Data listing
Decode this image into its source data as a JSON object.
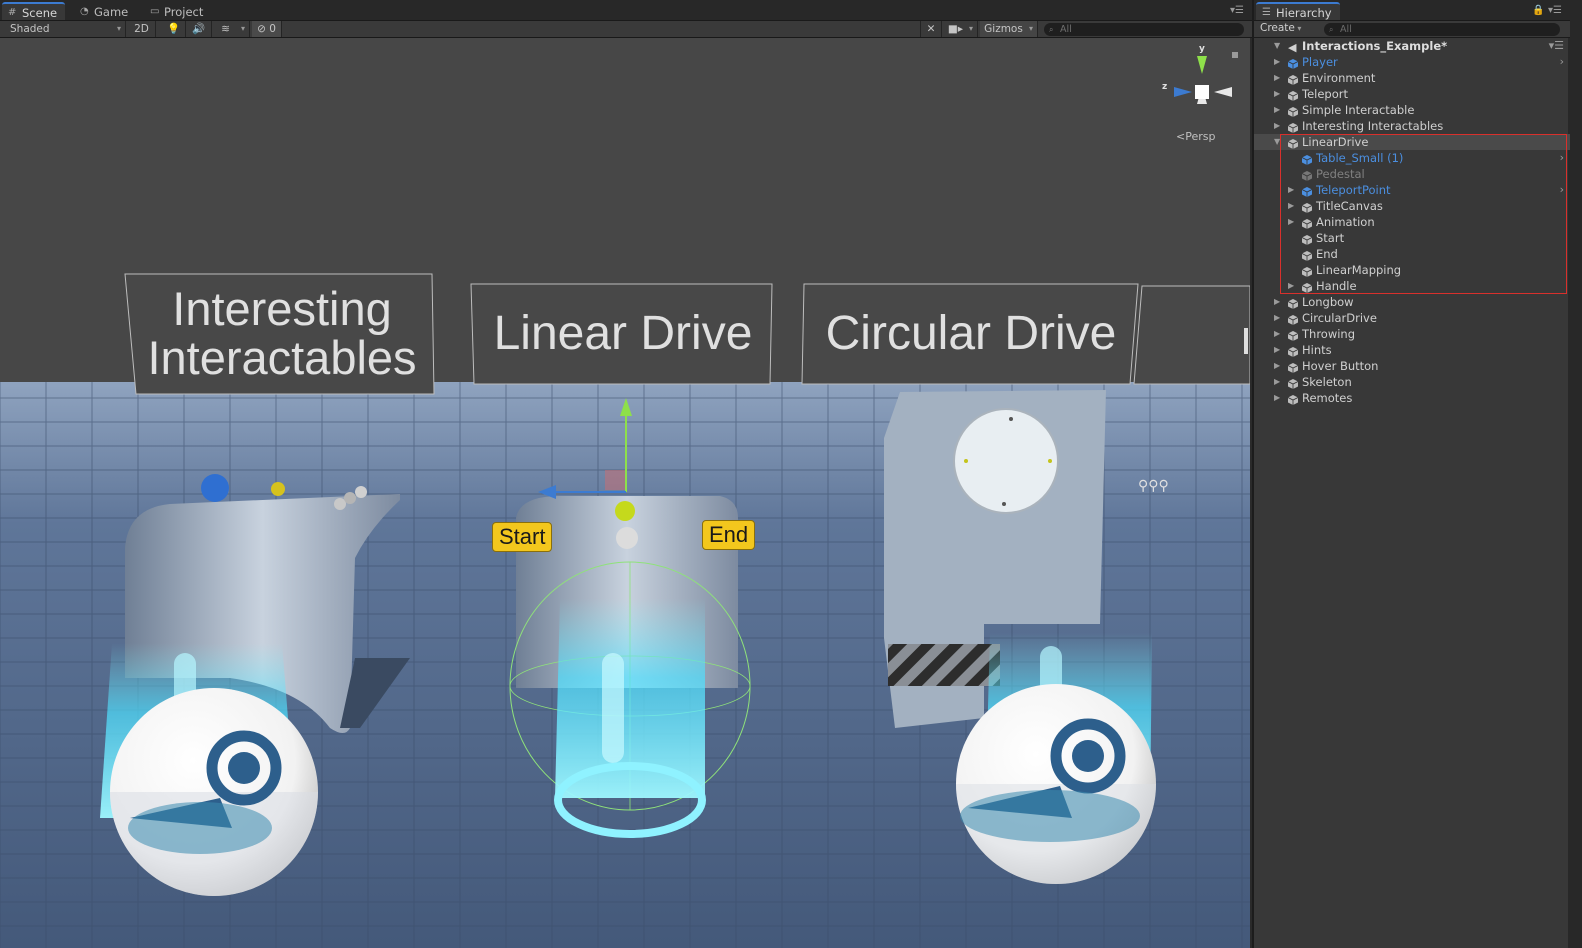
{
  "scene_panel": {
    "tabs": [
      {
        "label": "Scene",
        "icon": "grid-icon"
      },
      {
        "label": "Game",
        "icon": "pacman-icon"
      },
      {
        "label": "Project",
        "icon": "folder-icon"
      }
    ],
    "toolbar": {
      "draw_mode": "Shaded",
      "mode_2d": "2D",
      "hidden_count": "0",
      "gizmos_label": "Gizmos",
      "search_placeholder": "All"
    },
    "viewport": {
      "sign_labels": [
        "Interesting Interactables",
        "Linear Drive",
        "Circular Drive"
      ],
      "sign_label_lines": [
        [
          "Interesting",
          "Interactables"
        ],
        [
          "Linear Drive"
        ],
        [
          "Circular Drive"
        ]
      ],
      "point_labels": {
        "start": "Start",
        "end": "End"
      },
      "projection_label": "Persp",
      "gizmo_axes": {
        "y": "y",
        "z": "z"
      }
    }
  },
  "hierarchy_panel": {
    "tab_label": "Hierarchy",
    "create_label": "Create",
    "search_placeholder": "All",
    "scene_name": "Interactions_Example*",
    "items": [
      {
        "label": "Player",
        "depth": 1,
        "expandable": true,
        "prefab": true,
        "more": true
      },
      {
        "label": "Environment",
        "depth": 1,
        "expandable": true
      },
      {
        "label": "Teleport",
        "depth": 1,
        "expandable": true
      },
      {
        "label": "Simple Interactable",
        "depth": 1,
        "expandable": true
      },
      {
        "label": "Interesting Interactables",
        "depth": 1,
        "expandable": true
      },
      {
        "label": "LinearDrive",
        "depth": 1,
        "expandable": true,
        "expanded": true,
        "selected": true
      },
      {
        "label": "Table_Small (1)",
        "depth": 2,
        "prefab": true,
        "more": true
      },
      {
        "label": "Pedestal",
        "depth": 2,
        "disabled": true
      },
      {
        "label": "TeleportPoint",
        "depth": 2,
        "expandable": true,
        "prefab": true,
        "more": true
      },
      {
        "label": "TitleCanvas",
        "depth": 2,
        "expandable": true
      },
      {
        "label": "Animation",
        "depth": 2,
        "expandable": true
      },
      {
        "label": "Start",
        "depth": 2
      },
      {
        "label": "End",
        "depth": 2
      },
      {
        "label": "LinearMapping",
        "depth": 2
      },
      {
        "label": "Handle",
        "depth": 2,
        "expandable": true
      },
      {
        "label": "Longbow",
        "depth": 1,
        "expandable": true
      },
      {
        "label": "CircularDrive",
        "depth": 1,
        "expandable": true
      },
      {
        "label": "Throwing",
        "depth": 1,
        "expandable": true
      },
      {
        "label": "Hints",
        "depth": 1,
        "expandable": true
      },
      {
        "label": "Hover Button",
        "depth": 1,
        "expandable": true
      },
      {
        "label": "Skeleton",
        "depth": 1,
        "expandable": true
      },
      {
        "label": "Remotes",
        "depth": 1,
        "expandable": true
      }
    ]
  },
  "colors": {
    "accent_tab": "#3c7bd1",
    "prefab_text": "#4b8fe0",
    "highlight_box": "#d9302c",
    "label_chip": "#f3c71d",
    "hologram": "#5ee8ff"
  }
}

---

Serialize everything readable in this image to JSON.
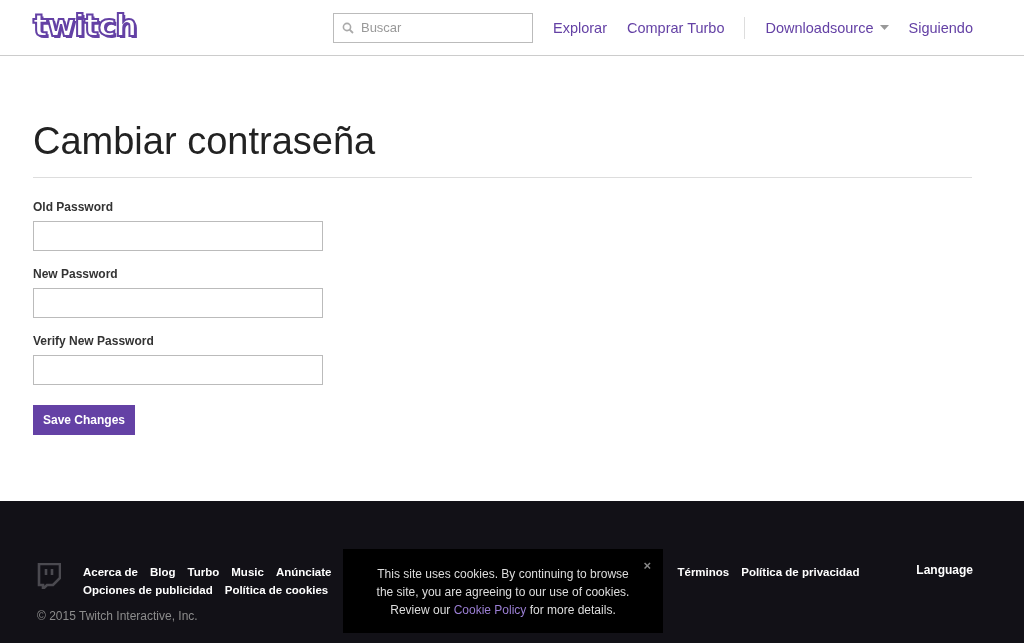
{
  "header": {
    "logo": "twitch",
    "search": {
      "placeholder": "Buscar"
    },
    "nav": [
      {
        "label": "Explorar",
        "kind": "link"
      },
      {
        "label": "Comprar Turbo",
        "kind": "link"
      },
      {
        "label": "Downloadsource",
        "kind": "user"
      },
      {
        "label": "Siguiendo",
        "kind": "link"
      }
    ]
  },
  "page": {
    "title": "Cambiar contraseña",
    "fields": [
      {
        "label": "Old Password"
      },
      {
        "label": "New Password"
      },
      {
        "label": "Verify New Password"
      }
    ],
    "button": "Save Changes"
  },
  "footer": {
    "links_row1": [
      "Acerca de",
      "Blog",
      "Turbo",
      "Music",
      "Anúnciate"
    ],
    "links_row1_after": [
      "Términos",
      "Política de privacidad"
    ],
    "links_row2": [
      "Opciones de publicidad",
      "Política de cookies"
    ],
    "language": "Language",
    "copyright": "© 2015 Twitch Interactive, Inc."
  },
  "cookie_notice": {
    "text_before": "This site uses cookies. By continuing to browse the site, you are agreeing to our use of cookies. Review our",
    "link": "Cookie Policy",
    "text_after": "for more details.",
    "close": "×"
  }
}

---

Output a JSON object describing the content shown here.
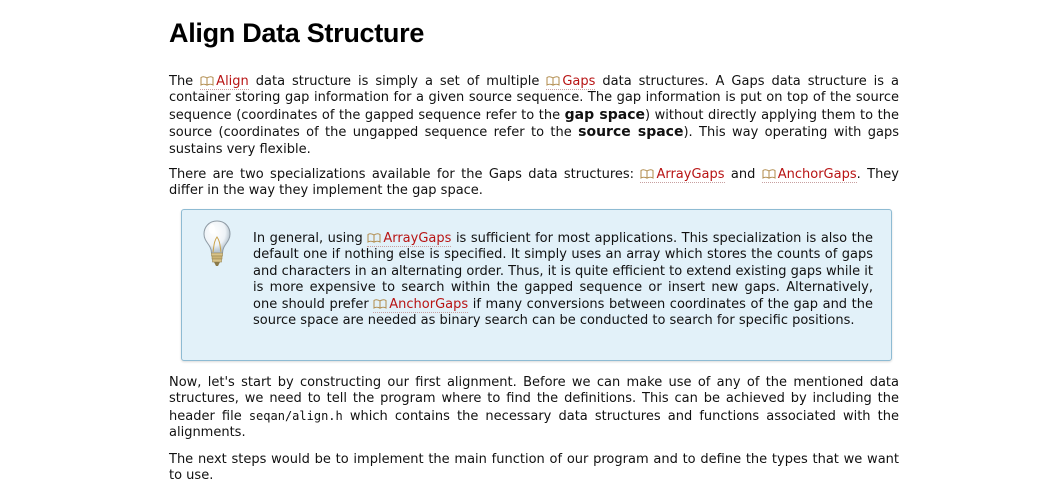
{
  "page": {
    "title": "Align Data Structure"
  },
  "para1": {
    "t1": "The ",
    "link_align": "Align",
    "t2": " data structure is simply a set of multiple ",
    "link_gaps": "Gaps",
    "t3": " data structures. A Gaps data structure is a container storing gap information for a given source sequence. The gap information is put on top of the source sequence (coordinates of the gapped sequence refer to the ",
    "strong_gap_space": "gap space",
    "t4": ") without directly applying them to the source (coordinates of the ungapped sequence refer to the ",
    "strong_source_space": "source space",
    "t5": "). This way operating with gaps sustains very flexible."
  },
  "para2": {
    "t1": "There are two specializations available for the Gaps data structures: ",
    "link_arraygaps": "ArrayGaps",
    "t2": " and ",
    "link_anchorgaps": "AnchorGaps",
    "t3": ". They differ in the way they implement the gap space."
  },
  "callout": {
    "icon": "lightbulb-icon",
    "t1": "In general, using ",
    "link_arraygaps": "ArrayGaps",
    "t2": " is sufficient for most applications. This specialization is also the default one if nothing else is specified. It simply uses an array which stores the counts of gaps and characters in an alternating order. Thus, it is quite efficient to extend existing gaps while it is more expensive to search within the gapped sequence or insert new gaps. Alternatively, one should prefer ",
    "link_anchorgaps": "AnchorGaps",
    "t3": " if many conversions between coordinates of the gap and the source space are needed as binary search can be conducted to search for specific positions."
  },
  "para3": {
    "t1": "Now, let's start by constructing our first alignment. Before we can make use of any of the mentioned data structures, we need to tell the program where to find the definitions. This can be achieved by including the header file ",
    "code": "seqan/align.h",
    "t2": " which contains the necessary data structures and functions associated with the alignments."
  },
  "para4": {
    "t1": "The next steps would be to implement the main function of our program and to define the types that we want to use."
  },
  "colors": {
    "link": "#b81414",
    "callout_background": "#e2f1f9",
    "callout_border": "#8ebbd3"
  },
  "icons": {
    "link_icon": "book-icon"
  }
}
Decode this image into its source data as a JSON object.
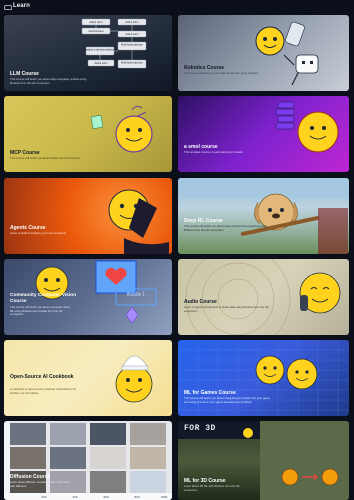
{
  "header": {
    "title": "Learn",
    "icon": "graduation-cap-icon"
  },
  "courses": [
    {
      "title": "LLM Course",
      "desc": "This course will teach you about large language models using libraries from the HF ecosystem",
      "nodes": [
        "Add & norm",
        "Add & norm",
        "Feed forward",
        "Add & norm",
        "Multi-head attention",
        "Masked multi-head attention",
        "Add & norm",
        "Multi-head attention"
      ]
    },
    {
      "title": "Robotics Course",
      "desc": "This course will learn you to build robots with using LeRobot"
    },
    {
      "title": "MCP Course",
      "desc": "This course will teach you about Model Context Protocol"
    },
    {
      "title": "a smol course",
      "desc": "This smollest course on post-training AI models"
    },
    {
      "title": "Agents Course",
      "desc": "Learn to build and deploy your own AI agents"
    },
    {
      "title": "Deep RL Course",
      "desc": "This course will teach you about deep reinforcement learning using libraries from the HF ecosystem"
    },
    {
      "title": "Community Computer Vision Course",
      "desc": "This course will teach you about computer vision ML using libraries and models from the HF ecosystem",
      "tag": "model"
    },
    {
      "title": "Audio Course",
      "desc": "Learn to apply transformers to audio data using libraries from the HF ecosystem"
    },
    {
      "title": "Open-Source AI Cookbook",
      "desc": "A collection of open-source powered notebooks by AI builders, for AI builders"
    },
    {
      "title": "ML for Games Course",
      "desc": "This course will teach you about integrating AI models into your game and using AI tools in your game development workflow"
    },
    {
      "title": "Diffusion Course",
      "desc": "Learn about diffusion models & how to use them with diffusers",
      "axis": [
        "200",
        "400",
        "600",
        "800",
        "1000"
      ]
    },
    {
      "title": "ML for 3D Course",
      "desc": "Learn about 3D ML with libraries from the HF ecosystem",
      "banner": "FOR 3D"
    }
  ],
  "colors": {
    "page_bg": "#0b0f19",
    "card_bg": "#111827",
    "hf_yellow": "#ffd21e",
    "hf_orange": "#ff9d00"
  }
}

» **Work required**
Pull every line containing the word "Password" out of the entries above.

» **Full output**
        "label": "Old Password"
        "label": "New Password"
        "label": "Verify New Password"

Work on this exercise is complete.